[Collected data entries]
-=-=-=-=-

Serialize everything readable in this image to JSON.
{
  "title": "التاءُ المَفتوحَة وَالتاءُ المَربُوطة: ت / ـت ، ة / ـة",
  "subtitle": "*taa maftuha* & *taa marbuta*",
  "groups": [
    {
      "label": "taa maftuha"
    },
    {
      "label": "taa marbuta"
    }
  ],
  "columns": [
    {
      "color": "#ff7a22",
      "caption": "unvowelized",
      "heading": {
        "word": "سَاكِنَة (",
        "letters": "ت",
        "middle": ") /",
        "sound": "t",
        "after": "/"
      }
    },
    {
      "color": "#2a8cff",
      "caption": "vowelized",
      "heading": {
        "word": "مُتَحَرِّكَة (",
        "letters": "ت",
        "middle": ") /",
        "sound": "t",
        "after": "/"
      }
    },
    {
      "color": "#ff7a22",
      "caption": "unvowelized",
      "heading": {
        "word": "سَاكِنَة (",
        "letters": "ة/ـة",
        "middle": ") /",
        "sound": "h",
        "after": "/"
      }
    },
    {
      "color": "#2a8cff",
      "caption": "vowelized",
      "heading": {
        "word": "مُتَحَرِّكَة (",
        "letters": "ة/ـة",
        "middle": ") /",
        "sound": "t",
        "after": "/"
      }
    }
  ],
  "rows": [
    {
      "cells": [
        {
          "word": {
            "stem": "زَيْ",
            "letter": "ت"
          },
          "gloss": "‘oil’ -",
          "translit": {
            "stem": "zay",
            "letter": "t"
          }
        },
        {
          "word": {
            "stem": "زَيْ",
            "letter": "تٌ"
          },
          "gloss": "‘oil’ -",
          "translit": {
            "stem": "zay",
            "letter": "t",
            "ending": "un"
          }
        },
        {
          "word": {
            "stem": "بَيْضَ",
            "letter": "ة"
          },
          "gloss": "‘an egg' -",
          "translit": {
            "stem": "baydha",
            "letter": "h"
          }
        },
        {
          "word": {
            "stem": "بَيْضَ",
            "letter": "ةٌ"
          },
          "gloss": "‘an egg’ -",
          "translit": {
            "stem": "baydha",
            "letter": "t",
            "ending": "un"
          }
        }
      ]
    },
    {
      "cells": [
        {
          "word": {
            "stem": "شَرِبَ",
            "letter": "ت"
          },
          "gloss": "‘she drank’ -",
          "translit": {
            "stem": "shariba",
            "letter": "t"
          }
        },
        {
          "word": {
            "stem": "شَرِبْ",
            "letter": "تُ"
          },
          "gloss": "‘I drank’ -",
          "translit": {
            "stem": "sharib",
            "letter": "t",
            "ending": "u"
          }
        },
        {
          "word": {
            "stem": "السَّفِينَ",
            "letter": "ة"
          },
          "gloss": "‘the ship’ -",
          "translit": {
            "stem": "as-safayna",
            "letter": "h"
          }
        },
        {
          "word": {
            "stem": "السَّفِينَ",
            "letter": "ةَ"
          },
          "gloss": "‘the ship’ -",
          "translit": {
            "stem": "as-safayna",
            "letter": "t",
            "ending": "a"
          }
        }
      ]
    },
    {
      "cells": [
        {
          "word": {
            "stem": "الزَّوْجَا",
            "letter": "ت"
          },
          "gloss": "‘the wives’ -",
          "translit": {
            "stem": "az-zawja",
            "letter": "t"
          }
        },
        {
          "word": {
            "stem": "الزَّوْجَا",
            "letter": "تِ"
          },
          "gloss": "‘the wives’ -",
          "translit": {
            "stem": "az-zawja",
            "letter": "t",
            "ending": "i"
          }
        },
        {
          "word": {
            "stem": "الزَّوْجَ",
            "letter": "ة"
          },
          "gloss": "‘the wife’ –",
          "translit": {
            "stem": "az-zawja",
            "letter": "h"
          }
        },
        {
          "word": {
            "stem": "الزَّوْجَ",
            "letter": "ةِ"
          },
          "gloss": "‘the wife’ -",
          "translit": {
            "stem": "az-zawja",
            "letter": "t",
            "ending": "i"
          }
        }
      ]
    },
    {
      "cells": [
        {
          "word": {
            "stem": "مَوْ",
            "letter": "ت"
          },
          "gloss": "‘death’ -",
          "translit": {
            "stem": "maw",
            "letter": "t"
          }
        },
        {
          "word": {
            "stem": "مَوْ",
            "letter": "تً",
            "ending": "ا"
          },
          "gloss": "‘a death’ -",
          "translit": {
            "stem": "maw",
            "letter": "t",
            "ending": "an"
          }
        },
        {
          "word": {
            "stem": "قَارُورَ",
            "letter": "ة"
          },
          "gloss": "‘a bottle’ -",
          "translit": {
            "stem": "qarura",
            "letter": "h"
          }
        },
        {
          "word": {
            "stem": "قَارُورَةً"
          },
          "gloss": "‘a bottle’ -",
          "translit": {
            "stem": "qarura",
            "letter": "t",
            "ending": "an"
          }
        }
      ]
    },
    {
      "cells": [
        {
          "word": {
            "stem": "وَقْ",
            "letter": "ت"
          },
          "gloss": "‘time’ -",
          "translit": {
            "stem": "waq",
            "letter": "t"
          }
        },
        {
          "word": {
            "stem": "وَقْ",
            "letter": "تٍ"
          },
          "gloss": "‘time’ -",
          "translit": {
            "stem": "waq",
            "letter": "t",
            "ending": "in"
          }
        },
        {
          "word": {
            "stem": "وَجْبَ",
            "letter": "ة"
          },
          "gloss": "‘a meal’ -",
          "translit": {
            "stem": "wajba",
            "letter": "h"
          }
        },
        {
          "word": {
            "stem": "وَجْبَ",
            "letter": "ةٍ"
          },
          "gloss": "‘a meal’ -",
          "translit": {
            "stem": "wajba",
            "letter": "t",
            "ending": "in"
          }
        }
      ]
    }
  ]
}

-=-=-=-=-

Instructions to follow >> Write the data out again in full and exactly.

Exercise response >>
Serialize everything readable in this image to JSON.
{
  "title": "التاءُ المَفتوحَة وَالتاءُ المَربُوطة: ت / ـت ، ة / ـة",
  "subtitle": "*taa maftuha* & *taa marbuta*",
  "groups": [
    {
      "label": "taa maftuha"
    },
    {
      "label": "taa marbuta"
    }
  ],
  "columns": [
    {
      "color": "#ff7a22",
      "caption": "unvowelized",
      "heading": {
        "word": "سَاكِنَة (",
        "letters": "ت",
        "middle": ") /",
        "sound": "t",
        "after": "/"
      }
    },
    {
      "color": "#2a8cff",
      "caption": "vowelized",
      "heading": {
        "word": "مُتَحَرِّكَة (",
        "letters": "ت",
        "middle": ") /",
        "sound": "t",
        "after": "/"
      }
    },
    {
      "color": "#ff7a22",
      "caption": "unvowelized",
      "heading": {
        "word": "سَاكِنَة (",
        "letters": "ة/ـة",
        "middle": ") /",
        "sound": "h",
        "after": "/"
      }
    },
    {
      "color": "#2a8cff",
      "caption": "vowelized",
      "heading": {
        "word": "مُتَحَرِّكَة (",
        "letters": "ة/ـة",
        "middle": ") /",
        "sound": "t",
        "after": "/"
      }
    }
  ],
  "rows": [
    {
      "cells": [
        {
          "word": {
            "stem": "زَيْ",
            "letter": "ت"
          },
          "gloss": "‘oil’ -",
          "translit": {
            "stem": "zay",
            "letter": "t"
          }
        },
        {
          "word": {
            "stem": "زَيْ",
            "letter": "تٌ"
          },
          "gloss": "‘oil’ -",
          "translit": {
            "stem": "zay",
            "letter": "t",
            "ending": "un"
          }
        },
        {
          "word": {
            "stem": "بَيْضَ",
            "letter": "ة"
          },
          "gloss": "‘an egg' -",
          "translit": {
            "stem": "baydha",
            "letter": "h"
          }
        },
        {
          "word": {
            "stem": "بَيْضَ",
            "letter": "ةٌ"
          },
          "gloss": "‘an egg’ -",
          "translit": {
            "stem": "baydha",
            "letter": "t",
            "ending": "un"
          }
        }
      ]
    },
    {
      "cells": [
        {
          "word": {
            "stem": "شَرِبَ",
            "letter": "ت"
          },
          "gloss": "‘she drank’ -",
          "translit": {
            "stem": "shariba",
            "letter": "t"
          }
        },
        {
          "word": {
            "stem": "شَرِبْ",
            "letter": "تُ"
          },
          "gloss": "‘I drank’ -",
          "translit": {
            "stem": "sharib",
            "letter": "t",
            "ending": "u"
          }
        },
        {
          "word": {
            "stem": "السَّفِينَ",
            "letter": "ة"
          },
          "gloss": "‘the ship’ -",
          "translit": {
            "stem": "as-safayna",
            "letter": "h"
          }
        },
        {
          "word": {
            "stem": "السَّفِينَ",
            "letter": "ةَ"
          },
          "gloss": "‘the ship’ -",
          "translit": {
            "stem": "as-safayna",
            "letter": "t",
            "ending": "a"
          }
        }
      ]
    },
    {
      "cells": [
        {
          "word": {
            "stem": "الزَّوْجَا",
            "letter": "ت"
          },
          "gloss": "‘the wives’ -",
          "translit": {
            "stem": "az-zawja",
            "letter": "t"
          }
        },
        {
          "word": {
            "stem": "الزَّوْجَا",
            "letter": "تِ"
          },
          "gloss": "‘the wives’ -",
          "translit": {
            "stem": "az-zawja",
            "letter": "t",
            "ending": "i"
          }
        },
        {
          "word": {
            "stem": "الزَّوْجَ",
            "letter": "ة"
          },
          "gloss": "‘the wife’ –",
          "translit": {
            "stem": "az-zawja",
            "letter": "h"
          }
        },
        {
          "word": {
            "stem": "الزَّوْجَ",
            "letter": "ةِ"
          },
          "gloss": "‘the wife’ -",
          "translit": {
            "stem": "az-zawja",
            "letter": "t",
            "ending": "i"
          }
        }
      ]
    },
    {
      "cells": [
        {
          "word": {
            "stem": "مَوْ",
            "letter": "ت"
          },
          "gloss": "‘death’ -",
          "translit": {
            "stem": "maw",
            "letter": "t"
          }
        },
        {
          "word": {
            "stem": "مَوْ",
            "letter": "تً",
            "ending": "ا"
          },
          "gloss": "‘a death’ -",
          "translit": {
            "stem": "maw",
            "letter": "t",
            "ending": "an"
          }
        },
        {
          "word": {
            "stem": "قَارُورَ",
            "letter": "ة"
          },
          "gloss": "‘a bottle’ -",
          "translit": {
            "stem": "qarura",
            "letter": "h"
          }
        },
        {
          "word": {
            "stem": "قَارُورَةً"
          },
          "gloss": "‘a bottle’ -",
          "translit": {
            "stem": "qarura",
            "letter": "t",
            "ending": "an"
          }
        }
      ]
    },
    {
      "cells": [
        {
          "word": {
            "stem": "وَقْ",
            "letter": "ت"
          },
          "gloss": "‘time’ -",
          "translit": {
            "stem": "waq",
            "letter": "t"
          }
        },
        {
          "word": {
            "stem": "وَقْ",
            "letter": "تٍ"
          },
          "gloss": "‘time’ -",
          "translit": {
            "stem": "waq",
            "letter": "t",
            "ending": "in"
          }
        },
        {
          "word": {
            "stem": "وَجْبَ",
            "letter": "ة"
          },
          "gloss": "‘a meal’ -",
          "translit": {
            "stem": "wajba",
            "letter": "h"
          }
        },
        {
          "word": {
            "stem": "وَجْبَ",
            "letter": "ةٍ"
          },
          "gloss": "‘a meal’ -",
          "translit": {
            "stem": "wajba",
            "letter": "t",
            "ending": "in"
          }
        }
      ]
    }
  ]
}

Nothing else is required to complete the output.